─── ITEMS ───

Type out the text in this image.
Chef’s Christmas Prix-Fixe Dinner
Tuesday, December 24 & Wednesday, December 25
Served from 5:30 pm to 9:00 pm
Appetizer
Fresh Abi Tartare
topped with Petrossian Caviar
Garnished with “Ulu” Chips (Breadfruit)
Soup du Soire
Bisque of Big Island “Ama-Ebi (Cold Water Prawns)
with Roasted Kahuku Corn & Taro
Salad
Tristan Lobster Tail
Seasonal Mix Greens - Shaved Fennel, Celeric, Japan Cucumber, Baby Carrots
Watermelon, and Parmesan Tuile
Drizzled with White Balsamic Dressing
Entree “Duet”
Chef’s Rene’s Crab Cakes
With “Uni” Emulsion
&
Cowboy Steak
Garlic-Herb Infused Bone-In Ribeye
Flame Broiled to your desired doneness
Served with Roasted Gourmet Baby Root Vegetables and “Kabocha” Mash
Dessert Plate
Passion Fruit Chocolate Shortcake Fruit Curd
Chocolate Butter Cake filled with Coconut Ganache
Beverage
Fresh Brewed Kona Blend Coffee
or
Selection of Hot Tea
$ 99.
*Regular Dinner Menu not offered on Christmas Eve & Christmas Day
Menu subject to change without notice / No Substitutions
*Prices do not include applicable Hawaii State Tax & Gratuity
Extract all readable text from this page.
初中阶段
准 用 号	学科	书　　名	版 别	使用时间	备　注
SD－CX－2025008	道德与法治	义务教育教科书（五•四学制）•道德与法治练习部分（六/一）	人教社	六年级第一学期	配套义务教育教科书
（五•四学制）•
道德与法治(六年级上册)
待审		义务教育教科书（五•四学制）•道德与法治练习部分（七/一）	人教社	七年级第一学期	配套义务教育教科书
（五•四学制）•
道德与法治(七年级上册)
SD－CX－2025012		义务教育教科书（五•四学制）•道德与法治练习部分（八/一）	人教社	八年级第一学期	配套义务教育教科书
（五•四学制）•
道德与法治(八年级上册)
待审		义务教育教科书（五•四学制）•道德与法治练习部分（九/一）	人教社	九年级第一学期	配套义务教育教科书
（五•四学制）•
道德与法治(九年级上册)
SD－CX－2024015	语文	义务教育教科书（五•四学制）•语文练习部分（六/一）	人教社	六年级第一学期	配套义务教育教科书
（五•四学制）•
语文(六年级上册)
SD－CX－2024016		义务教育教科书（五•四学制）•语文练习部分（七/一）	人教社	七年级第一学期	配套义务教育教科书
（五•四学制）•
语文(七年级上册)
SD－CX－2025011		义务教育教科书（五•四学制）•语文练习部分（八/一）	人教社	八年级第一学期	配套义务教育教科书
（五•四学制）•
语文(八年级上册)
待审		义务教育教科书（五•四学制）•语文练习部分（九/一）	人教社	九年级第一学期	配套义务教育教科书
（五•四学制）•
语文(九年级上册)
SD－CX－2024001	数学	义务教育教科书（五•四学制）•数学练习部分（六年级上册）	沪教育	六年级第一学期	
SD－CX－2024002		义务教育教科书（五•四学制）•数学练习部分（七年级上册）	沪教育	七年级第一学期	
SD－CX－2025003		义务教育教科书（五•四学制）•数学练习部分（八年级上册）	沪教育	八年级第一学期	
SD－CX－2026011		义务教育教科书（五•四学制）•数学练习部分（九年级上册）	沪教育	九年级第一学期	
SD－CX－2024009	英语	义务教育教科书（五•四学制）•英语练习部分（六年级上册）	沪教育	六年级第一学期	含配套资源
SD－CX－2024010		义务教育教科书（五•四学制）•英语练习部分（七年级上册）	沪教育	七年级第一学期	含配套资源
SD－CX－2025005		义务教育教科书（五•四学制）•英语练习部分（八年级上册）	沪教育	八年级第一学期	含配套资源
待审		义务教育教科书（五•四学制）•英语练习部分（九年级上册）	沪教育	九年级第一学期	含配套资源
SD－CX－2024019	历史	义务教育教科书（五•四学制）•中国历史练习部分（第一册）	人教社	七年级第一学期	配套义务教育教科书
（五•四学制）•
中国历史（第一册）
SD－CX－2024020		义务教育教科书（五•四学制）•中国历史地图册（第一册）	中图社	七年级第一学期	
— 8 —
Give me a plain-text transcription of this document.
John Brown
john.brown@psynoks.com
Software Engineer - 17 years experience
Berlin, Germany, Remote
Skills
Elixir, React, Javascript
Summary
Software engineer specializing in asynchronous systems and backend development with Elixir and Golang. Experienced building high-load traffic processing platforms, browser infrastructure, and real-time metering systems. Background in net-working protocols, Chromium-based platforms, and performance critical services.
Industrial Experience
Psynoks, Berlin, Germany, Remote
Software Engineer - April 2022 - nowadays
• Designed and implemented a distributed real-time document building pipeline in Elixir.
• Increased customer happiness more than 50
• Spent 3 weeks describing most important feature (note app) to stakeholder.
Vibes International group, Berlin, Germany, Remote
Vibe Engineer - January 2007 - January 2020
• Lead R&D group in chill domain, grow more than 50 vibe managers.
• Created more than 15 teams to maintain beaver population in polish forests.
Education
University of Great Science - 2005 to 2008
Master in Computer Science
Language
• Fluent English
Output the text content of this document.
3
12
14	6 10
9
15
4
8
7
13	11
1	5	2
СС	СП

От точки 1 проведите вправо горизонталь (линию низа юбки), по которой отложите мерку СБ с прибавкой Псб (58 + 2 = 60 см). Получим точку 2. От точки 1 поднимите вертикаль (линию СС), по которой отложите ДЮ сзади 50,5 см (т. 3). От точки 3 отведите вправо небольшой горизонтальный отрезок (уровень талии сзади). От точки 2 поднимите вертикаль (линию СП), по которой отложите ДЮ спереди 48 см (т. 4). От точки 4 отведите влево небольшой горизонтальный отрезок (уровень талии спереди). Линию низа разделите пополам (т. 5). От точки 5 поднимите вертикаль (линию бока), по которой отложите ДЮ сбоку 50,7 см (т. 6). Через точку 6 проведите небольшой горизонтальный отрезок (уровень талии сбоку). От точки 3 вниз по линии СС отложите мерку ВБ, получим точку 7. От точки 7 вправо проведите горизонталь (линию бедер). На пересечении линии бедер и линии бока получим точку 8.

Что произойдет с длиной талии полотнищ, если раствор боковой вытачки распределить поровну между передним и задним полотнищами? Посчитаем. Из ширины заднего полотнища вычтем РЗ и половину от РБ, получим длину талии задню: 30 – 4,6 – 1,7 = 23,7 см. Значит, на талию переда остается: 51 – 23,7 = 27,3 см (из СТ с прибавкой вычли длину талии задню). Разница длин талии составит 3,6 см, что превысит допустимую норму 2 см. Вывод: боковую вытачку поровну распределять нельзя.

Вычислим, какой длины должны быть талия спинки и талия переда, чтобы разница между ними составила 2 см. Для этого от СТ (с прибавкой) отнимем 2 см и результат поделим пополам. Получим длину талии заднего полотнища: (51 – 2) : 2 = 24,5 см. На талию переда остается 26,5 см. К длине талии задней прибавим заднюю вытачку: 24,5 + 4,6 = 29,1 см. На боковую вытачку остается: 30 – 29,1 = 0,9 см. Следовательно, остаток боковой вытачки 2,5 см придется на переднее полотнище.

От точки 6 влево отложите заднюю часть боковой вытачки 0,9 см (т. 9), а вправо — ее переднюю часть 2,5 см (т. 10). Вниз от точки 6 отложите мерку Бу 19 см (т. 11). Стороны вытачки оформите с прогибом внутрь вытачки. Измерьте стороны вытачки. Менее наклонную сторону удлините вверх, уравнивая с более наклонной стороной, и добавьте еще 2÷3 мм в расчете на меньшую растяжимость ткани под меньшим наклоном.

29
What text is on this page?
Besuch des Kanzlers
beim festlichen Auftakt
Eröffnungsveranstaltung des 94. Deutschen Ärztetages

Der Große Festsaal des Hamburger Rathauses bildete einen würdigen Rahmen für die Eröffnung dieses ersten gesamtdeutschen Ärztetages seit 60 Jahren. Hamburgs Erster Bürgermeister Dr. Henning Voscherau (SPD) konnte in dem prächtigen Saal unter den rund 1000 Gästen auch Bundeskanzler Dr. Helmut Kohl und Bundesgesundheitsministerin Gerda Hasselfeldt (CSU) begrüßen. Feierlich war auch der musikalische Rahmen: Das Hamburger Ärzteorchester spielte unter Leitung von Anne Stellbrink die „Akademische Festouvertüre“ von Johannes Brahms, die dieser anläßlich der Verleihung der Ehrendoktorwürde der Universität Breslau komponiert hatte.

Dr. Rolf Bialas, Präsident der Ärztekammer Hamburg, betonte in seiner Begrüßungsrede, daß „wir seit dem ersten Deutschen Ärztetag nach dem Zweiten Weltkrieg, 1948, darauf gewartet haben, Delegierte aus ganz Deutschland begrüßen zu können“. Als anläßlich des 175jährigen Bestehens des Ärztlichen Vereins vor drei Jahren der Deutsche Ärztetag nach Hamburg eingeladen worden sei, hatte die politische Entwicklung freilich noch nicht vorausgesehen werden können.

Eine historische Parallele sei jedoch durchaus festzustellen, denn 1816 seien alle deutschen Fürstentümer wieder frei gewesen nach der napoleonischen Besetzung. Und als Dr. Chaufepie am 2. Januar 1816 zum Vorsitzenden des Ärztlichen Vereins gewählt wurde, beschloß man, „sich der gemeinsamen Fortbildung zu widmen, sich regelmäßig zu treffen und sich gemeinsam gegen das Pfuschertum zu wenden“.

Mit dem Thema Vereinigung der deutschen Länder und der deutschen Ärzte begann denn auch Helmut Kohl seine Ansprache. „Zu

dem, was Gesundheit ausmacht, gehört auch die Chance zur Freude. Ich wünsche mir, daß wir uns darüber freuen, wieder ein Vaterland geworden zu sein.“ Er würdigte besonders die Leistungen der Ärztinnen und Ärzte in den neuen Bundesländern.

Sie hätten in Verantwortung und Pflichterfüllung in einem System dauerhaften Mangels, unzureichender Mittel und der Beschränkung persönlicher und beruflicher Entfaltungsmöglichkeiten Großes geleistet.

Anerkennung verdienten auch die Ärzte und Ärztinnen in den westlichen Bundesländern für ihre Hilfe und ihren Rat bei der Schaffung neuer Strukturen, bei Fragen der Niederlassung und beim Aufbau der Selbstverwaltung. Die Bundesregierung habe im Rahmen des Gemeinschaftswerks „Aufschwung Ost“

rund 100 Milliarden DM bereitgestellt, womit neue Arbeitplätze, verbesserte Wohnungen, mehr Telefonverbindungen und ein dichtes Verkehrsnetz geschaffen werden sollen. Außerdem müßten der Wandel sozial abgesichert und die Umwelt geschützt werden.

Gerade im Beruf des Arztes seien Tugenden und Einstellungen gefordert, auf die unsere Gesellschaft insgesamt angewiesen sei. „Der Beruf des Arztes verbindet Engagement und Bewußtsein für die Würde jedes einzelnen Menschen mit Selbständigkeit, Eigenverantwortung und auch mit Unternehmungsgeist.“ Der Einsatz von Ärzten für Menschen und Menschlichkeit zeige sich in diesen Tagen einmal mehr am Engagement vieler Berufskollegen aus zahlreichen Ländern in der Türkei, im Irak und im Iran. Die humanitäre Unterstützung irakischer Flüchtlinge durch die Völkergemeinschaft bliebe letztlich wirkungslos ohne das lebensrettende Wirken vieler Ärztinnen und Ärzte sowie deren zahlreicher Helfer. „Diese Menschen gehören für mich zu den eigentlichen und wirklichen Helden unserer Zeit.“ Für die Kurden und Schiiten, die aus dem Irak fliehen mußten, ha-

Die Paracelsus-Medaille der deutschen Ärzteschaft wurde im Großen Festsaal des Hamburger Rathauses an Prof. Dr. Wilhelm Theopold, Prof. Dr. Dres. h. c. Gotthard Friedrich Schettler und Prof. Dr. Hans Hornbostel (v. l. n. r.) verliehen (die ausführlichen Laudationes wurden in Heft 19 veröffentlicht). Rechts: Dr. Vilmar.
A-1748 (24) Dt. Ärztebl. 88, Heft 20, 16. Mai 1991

───

- **STATED GOAL**: Give the number of lines in the records that contain the string "六年级上册", and nothing besides.

- **OUTPUT BELOW**: 4